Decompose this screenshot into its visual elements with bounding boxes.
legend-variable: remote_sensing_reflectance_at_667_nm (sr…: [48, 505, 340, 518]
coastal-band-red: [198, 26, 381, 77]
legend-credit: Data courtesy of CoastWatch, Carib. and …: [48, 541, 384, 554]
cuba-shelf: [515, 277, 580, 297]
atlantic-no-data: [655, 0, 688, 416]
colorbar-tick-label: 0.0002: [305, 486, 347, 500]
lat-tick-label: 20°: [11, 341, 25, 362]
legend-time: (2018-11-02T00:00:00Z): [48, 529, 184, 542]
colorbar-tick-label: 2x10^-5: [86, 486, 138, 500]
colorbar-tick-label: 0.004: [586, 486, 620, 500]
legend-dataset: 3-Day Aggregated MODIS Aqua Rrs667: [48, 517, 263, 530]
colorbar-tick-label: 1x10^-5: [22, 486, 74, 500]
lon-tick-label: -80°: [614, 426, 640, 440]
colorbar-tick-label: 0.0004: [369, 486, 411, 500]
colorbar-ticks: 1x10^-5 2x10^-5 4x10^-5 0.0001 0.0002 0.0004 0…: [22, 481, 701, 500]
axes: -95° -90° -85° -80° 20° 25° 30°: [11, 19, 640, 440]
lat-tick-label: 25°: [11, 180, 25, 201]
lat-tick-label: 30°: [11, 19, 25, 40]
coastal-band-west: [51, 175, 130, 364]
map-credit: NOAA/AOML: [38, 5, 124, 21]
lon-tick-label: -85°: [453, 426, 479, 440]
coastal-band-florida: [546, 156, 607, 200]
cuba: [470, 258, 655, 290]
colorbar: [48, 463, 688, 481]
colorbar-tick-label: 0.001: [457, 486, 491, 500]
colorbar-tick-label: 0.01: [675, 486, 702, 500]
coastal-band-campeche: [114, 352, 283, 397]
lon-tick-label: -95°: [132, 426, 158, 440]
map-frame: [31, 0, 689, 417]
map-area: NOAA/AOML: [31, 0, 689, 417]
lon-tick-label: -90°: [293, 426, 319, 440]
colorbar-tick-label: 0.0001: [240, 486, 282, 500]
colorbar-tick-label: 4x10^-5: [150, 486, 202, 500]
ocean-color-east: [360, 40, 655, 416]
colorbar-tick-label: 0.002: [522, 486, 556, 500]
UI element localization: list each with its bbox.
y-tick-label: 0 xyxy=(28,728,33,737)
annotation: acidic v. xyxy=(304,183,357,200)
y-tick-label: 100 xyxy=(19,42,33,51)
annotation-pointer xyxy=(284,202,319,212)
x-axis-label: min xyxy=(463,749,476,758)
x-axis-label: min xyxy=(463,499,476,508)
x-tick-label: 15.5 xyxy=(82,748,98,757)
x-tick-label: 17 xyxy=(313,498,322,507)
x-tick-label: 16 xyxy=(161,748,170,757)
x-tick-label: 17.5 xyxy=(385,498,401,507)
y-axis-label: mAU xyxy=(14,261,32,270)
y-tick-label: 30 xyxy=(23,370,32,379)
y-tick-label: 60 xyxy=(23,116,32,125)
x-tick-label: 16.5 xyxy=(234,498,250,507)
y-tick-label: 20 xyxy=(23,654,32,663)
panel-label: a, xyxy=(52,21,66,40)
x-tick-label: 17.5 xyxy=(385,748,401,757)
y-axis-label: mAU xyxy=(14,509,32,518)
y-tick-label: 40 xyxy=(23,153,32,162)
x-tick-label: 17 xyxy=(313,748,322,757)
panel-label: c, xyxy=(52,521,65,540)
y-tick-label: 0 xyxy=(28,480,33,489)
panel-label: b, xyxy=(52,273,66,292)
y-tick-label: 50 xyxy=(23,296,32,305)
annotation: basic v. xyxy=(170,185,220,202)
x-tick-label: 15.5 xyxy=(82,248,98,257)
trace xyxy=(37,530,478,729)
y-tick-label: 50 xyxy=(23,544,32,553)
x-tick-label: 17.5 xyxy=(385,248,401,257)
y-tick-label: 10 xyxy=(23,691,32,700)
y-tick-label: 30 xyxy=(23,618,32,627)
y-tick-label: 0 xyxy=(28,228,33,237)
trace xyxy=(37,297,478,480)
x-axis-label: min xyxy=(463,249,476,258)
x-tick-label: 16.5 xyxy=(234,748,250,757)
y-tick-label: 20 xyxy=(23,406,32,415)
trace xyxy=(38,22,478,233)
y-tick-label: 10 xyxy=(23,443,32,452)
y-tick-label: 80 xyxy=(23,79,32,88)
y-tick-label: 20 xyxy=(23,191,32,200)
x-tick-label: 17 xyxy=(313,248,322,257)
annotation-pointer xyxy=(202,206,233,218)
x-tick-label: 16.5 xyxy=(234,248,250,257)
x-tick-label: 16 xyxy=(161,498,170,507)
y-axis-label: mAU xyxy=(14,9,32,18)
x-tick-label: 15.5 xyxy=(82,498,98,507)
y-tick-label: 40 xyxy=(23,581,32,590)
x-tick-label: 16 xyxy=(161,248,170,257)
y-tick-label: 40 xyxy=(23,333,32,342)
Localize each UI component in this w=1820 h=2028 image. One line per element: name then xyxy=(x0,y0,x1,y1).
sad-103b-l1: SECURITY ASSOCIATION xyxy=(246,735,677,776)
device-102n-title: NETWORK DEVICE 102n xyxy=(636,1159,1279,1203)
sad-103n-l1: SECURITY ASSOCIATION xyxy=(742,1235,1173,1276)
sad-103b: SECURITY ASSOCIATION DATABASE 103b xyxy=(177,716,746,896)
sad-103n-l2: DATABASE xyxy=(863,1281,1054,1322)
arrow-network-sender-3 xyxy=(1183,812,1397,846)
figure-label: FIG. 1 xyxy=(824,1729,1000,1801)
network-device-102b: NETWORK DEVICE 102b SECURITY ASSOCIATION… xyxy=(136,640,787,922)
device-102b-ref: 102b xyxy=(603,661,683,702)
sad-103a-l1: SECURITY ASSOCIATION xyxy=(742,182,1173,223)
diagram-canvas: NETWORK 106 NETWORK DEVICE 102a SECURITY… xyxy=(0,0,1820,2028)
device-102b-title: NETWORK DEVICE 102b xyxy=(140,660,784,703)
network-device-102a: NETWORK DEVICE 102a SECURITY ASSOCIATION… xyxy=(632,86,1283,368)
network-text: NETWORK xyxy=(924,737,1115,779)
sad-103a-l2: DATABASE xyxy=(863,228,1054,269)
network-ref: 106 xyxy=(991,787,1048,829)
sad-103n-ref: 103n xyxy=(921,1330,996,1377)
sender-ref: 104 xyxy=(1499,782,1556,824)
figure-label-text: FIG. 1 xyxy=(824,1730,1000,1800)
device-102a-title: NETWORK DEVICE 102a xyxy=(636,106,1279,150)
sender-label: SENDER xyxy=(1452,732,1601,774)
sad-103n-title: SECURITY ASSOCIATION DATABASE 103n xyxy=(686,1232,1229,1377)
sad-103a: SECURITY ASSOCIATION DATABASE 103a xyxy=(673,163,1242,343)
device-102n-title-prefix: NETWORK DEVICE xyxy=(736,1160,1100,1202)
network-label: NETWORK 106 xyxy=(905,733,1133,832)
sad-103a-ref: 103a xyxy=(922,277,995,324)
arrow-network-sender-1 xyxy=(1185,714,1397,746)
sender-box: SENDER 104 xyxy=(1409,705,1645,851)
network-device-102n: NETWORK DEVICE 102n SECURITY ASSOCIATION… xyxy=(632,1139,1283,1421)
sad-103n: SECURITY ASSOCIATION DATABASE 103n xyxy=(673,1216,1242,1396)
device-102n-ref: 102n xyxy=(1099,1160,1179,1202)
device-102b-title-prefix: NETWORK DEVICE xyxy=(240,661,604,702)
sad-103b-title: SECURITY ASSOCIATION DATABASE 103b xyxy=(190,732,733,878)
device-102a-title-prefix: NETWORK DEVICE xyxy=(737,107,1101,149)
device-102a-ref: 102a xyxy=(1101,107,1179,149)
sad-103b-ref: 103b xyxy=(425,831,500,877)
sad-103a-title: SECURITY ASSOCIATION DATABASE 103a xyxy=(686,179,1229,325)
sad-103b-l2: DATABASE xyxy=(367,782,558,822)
※ ※ ※
EXERCISE REQUIREMENTS> Please swap "legend" for "key" in the part of the material that opens at its first line and closes with the line containing "colorbar-tick-label: 0.004: [586, 486, 620, 500]", and give that part again with nothing else changed.

TASK SOLUTION>
Decompose this screenshot into its visual elements with bounding boxes.
key-variable: remote_sensing_reflectance_at_667_nm (sr…: [48, 505, 340, 518]
coastal-band-red: [198, 26, 381, 77]
key-credit: Data courtesy of CoastWatch, Carib. and …: [48, 541, 384, 554]
cuba-shelf: [515, 277, 580, 297]
atlantic-no-data: [655, 0, 688, 416]
colorbar-tick-label: 0.0002: [305, 486, 347, 500]
lat-tick-label: 20°: [11, 341, 25, 362]
key-time: (2018-11-02T00:00:00Z): [48, 529, 184, 542]
colorbar-tick-label: 2x10^-5: [86, 486, 138, 500]
colorbar-tick-label: 0.004: [586, 486, 620, 500]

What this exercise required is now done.